━━ MATERIALS PROVIDED ━━

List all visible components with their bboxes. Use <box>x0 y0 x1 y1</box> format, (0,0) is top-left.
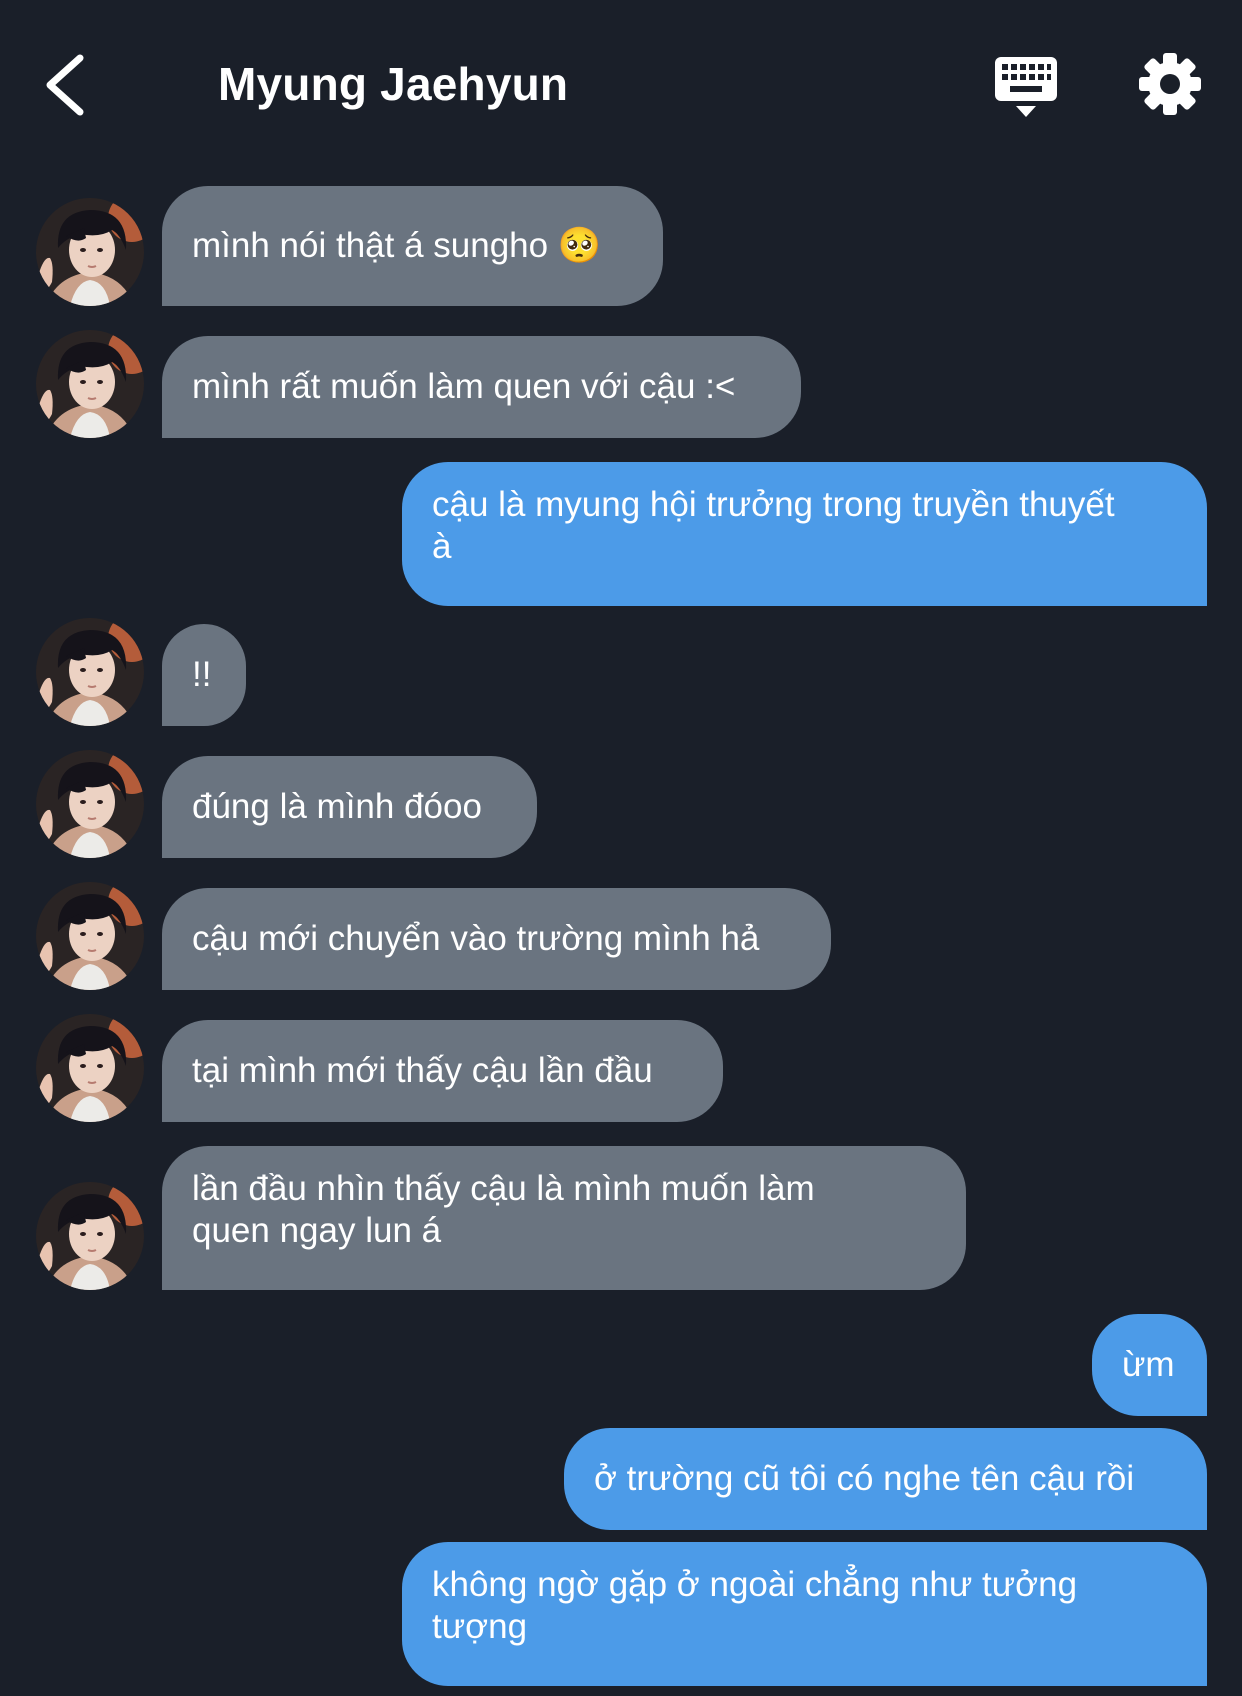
avatar[interactable] <box>36 330 144 438</box>
message-text-line: lần đầu nhìn thấy cậu là mình muốn làm <box>192 1169 815 1208</box>
message-text: ừm <box>1122 1345 1175 1384</box>
message-bubble-outgoing[interactable]: ở trường cũ tôi có nghe tên cậu rồi <box>564 1428 1207 1530</box>
chat-title: Myung Jaehyun <box>218 58 569 110</box>
settings-button[interactable] <box>1138 52 1202 116</box>
avatar[interactable] <box>36 618 144 726</box>
gear-icon <box>1139 53 1201 115</box>
message-bubble-outgoing[interactable]: cậu là myung hội trưởng trong truyền thu… <box>402 462 1207 606</box>
message-bubble-incoming[interactable]: mình rất muốn làm quen với cậu :< <box>162 336 801 438</box>
message-text-line: tượng <box>432 1607 528 1646</box>
message-bubble-incoming[interactable]: mình nói thật á sungho 🥺 <box>162 186 663 306</box>
message-text: cậu mới chuyển vào trường mình hả <box>192 919 760 958</box>
keyboard-toggle-button[interactable] <box>992 54 1066 120</box>
message-text: đúng là mình đóoo <box>192 787 482 826</box>
message-text: !! <box>192 655 212 694</box>
avatar[interactable] <box>36 198 144 306</box>
message-text: mình rất muốn làm quen với cậu :< <box>192 367 736 406</box>
chevron-left-icon <box>46 54 84 116</box>
message-text: mình nói thật á sungho 🥺 <box>192 226 602 265</box>
message-bubble-incoming[interactable]: đúng là mình đóoo <box>162 756 537 858</box>
avatar[interactable] <box>36 1014 144 1122</box>
keyboard-hide-icon <box>995 57 1057 117</box>
message-text-line: không ngờ gặp ở ngoài chẳng như tưởng <box>432 1565 1078 1604</box>
avatar[interactable] <box>36 1182 144 1290</box>
message-bubble-incoming[interactable]: tại mình mới thấy cậu lần đầu <box>162 1020 723 1122</box>
message-text-line: à <box>432 527 452 566</box>
message-bubble-incoming[interactable]: lần đầu nhìn thấy cậu là mình muốn làm q… <box>162 1146 966 1290</box>
chat-header: Myung Jaehyun <box>0 0 1242 170</box>
message-bubble-incoming[interactable]: !! <box>162 624 246 726</box>
message-bubble-outgoing[interactable]: không ngờ gặp ở ngoài chẳng như tưởng tư… <box>402 1542 1207 1686</box>
message-bubble-outgoing[interactable]: ừm <box>1092 1314 1207 1416</box>
avatar[interactable] <box>36 750 144 858</box>
message-text: ở trường cũ tôi có nghe tên cậu rồi <box>594 1459 1135 1498</box>
message-bubble-incoming[interactable]: cậu mới chuyển vào trường mình hả <box>162 888 831 990</box>
message-text-line: quen ngay lun á <box>192 1211 442 1250</box>
avatar[interactable] <box>36 882 144 990</box>
message-text-line: cậu là myung hội trưởng trong truyền thu… <box>432 485 1115 524</box>
back-button[interactable] <box>40 50 100 120</box>
message-text: tại mình mới thấy cậu lần đầu <box>192 1051 653 1090</box>
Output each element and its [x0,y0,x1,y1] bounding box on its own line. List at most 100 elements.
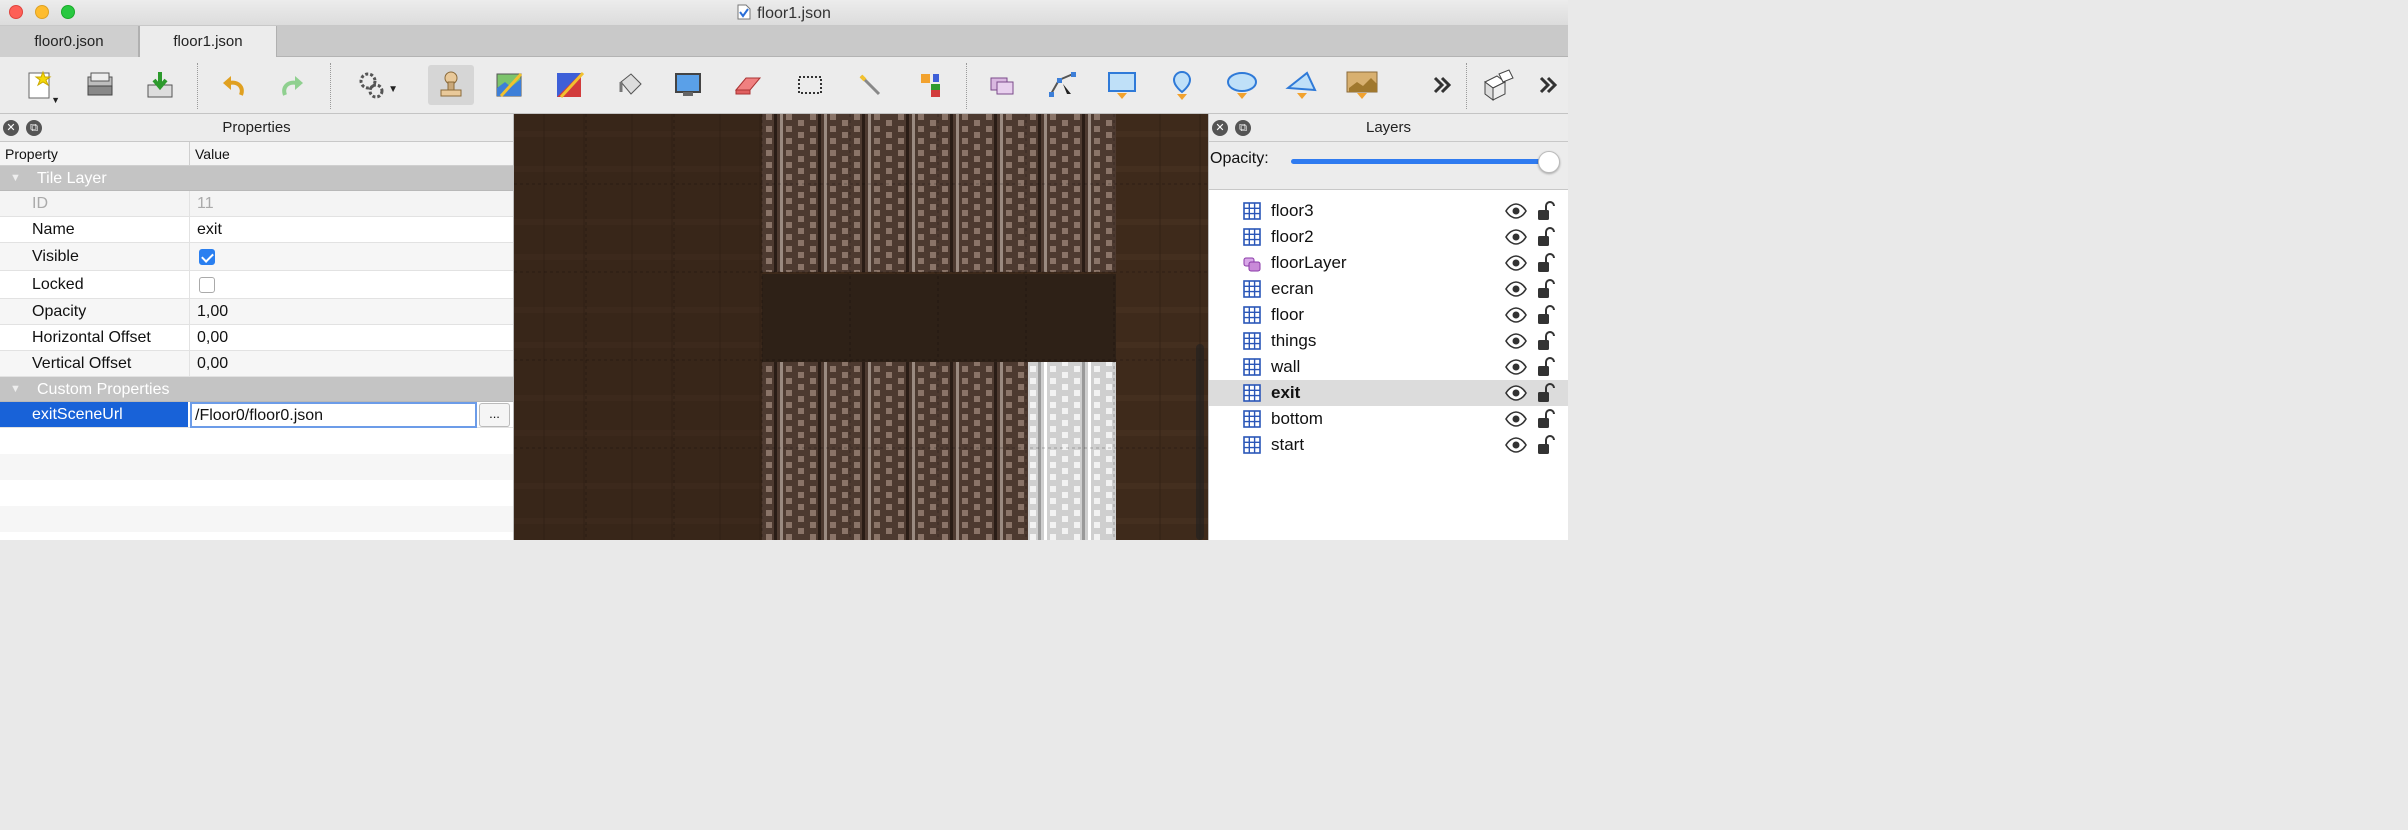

━━━

_THE PROBLEM_
Copy every line of the listing above word for word, and leave the pictures out.

_THE RESULT_
List all visible components with their bboxes. Use <box>x0 y0 x1 y1</box> format, (0,0) is top-left.
avatar[interactable] <box>36 330 144 438</box>
message-text-line: lần đầu nhìn thấy cậu là mình muốn làm <box>192 1169 815 1208</box>
message-text: ừm <box>1122 1345 1175 1384</box>
message-bubble-outgoing[interactable]: ở trường cũ tôi có nghe tên cậu rồi <box>564 1428 1207 1530</box>
chat-title: Myung Jaehyun <box>218 58 569 110</box>
settings-button[interactable] <box>1138 52 1202 116</box>
avatar[interactable] <box>36 618 144 726</box>
gear-icon <box>1139 53 1201 115</box>
message-bubble-outgoing[interactable]: cậu là myung hội trưởng trong truyền thu… <box>402 462 1207 606</box>
message-bubble-incoming[interactable]: mình rất muốn làm quen với cậu :< <box>162 336 801 438</box>
message-text-line: tượng <box>432 1607 528 1646</box>
message-bubble-incoming[interactable]: mình nói thật á sungho 🥺 <box>162 186 663 306</box>
message-text: cậu mới chuyển vào trường mình hả <box>192 919 760 958</box>
keyboard-toggle-button[interactable] <box>992 54 1066 120</box>
message-text: đúng là mình đóoo <box>192 787 482 826</box>
message-text: !! <box>192 655 212 694</box>
avatar[interactable] <box>36 198 144 306</box>
message-text: mình rất muốn làm quen với cậu :< <box>192 367 736 406</box>
chevron-left-icon <box>46 54 84 116</box>
message-text: mình nói thật á sungho 🥺 <box>192 226 602 265</box>
message-bubble-incoming[interactable]: đúng là mình đóoo <box>162 756 537 858</box>
avatar[interactable] <box>36 1014 144 1122</box>
keyboard-hide-icon <box>995 57 1057 117</box>
message-text-line: không ngờ gặp ở ngoài chẳng như tưởng <box>432 1565 1078 1604</box>
avatar[interactable] <box>36 1182 144 1290</box>
message-bubble-incoming[interactable]: tại mình mới thấy cậu lần đầu <box>162 1020 723 1122</box>
message-text-line: à <box>432 527 452 566</box>
message-bubble-incoming[interactable]: lần đầu nhìn thấy cậu là mình muốn làm q… <box>162 1146 966 1290</box>
chat-header: Myung Jaehyun <box>0 0 1242 170</box>
message-bubble-incoming[interactable]: !! <box>162 624 246 726</box>
message-bubble-outgoing[interactable]: không ngờ gặp ở ngoài chẳng như tưởng tư… <box>402 1542 1207 1686</box>
message-bubble-outgoing[interactable]: ừm <box>1092 1314 1207 1416</box>
avatar[interactable] <box>36 750 144 858</box>
message-text: ở trường cũ tôi có nghe tên cậu rồi <box>594 1459 1135 1498</box>
message-bubble-incoming[interactable]: cậu mới chuyển vào trường mình hả <box>162 888 831 990</box>
message-text-line: quen ngay lun á <box>192 1211 442 1250</box>
avatar[interactable] <box>36 882 144 990</box>
message-text-line: cậu là myung hội trưởng trong truyền thu… <box>432 485 1115 524</box>
back-button[interactable] <box>40 50 100 120</box>
message-text: tại mình mới thấy cậu lần đầu <box>192 1051 653 1090</box>
Output each element and its [x0,y0,x1,y1] bounding box on its own line. List at most 100 elements.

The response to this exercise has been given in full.